Extracted data entries
------------------------------------------------
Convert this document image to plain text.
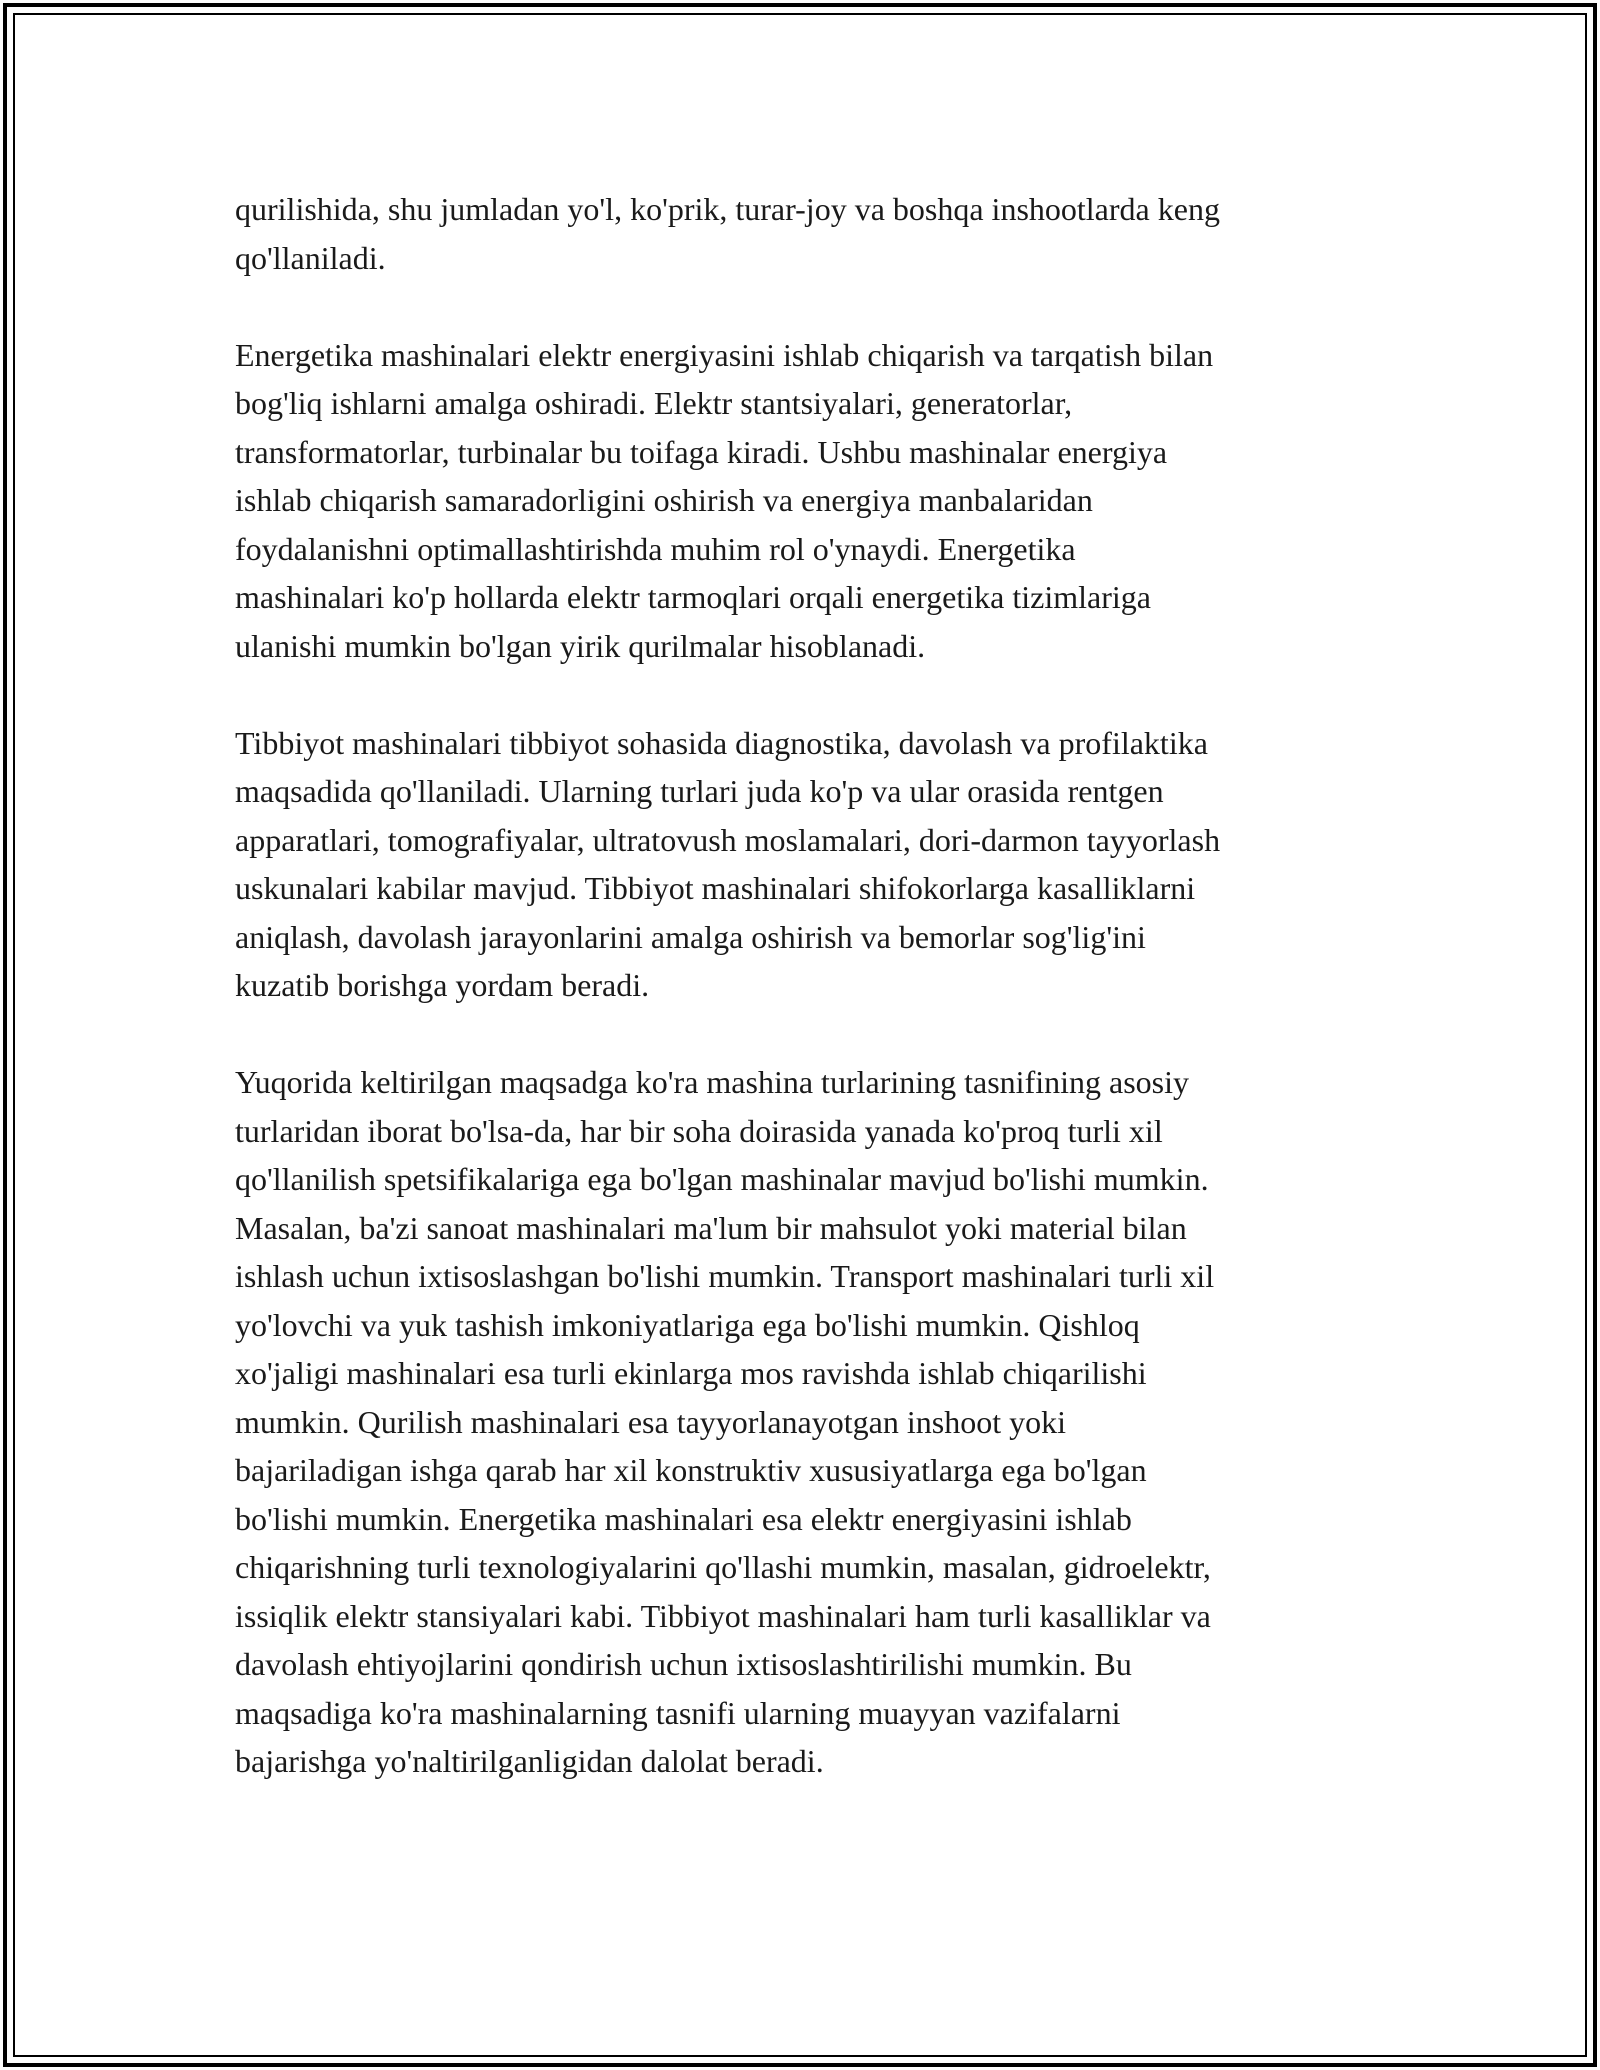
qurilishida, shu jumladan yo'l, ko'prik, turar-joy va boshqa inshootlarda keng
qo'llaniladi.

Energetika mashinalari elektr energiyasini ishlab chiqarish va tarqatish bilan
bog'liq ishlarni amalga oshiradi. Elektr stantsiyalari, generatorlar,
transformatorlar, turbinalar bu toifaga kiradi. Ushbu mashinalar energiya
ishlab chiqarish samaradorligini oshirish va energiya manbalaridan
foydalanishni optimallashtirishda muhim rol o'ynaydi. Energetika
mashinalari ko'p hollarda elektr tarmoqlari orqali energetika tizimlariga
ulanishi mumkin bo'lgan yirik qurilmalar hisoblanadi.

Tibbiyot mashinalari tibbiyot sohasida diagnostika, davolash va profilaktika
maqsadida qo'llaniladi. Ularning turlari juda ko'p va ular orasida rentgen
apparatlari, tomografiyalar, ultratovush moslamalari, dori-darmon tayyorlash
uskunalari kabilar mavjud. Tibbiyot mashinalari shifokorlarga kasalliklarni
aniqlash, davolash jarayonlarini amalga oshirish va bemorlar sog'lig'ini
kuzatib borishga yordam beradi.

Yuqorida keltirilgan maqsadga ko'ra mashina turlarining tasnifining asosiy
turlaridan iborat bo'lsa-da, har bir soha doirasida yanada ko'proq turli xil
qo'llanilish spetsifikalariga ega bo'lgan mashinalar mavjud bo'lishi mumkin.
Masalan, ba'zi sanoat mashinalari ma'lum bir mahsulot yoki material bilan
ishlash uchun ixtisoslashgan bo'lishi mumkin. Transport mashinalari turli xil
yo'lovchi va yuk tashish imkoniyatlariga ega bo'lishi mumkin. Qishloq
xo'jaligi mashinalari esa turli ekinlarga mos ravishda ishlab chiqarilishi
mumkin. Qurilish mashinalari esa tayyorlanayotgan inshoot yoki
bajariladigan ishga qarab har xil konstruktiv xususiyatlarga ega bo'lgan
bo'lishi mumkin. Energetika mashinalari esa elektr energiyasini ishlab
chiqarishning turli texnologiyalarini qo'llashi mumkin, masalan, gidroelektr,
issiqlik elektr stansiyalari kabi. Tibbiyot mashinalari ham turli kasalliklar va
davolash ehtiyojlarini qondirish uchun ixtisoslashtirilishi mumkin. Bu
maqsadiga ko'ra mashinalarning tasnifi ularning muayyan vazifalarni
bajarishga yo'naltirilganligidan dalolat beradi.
------------------------------------------------
## THE PROBLEM
Reproduce all the records verbatim, excluding images.

## SOLUTION
Convert this document image to plain text.
qurilishida, shu jumladan yo'l, ko'prik, turar-joy va boshqa inshootlarda keng
qo'llaniladi.

Energetika mashinalari elektr energiyasini ishlab chiqarish va tarqatish bilan
bog'liq ishlarni amalga oshiradi. Elektr stantsiyalari, generatorlar,
transformatorlar, turbinalar bu toifaga kiradi. Ushbu mashinalar energiya
ishlab chiqarish samaradorligini oshirish va energiya manbalaridan
foydalanishni optimallashtirishda muhim rol o'ynaydi. Energetika
mashinalari ko'p hollarda elektr tarmoqlari orqali energetika tizimlariga
ulanishi mumkin bo'lgan yirik qurilmalar hisoblanadi.

Tibbiyot mashinalari tibbiyot sohasida diagnostika, davolash va profilaktika
maqsadida qo'llaniladi. Ularning turlari juda ko'p va ular orasida rentgen
apparatlari, tomografiyalar, ultratovush moslamalari, dori-darmon tayyorlash
uskunalari kabilar mavjud. Tibbiyot mashinalari shifokorlarga kasalliklarni
aniqlash, davolash jarayonlarini amalga oshirish va bemorlar sog'lig'ini
kuzatib borishga yordam beradi.

Yuqorida keltirilgan maqsadga ko'ra mashina turlarining tasnifining asosiy
turlaridan iborat bo'lsa-da, har bir soha doirasida yanada ko'proq turli xil
qo'llanilish spetsifikalariga ega bo'lgan mashinalar mavjud bo'lishi mumkin.
Masalan, ba'zi sanoat mashinalari ma'lum bir mahsulot yoki material bilan
ishlash uchun ixtisoslashgan bo'lishi mumkin. Transport mashinalari turli xil
yo'lovchi va yuk tashish imkoniyatlariga ega bo'lishi mumkin. Qishloq
xo'jaligi mashinalari esa turli ekinlarga mos ravishda ishlab chiqarilishi
mumkin. Qurilish mashinalari esa tayyorlanayotgan inshoot yoki
bajariladigan ishga qarab har xil konstruktiv xususiyatlarga ega bo'lgan
bo'lishi mumkin. Energetika mashinalari esa elektr energiyasini ishlab
chiqarishning turli texnologiyalarini qo'llashi mumkin, masalan, gidroelektr,
issiqlik elektr stansiyalari kabi. Tibbiyot mashinalari ham turli kasalliklar va
davolash ehtiyojlarini qondirish uchun ixtisoslashtirilishi mumkin. Bu
maqsadiga ko'ra mashinalarning tasnifi ularning muayyan vazifalarni
bajarishga yo'naltirilganligidan dalolat beradi.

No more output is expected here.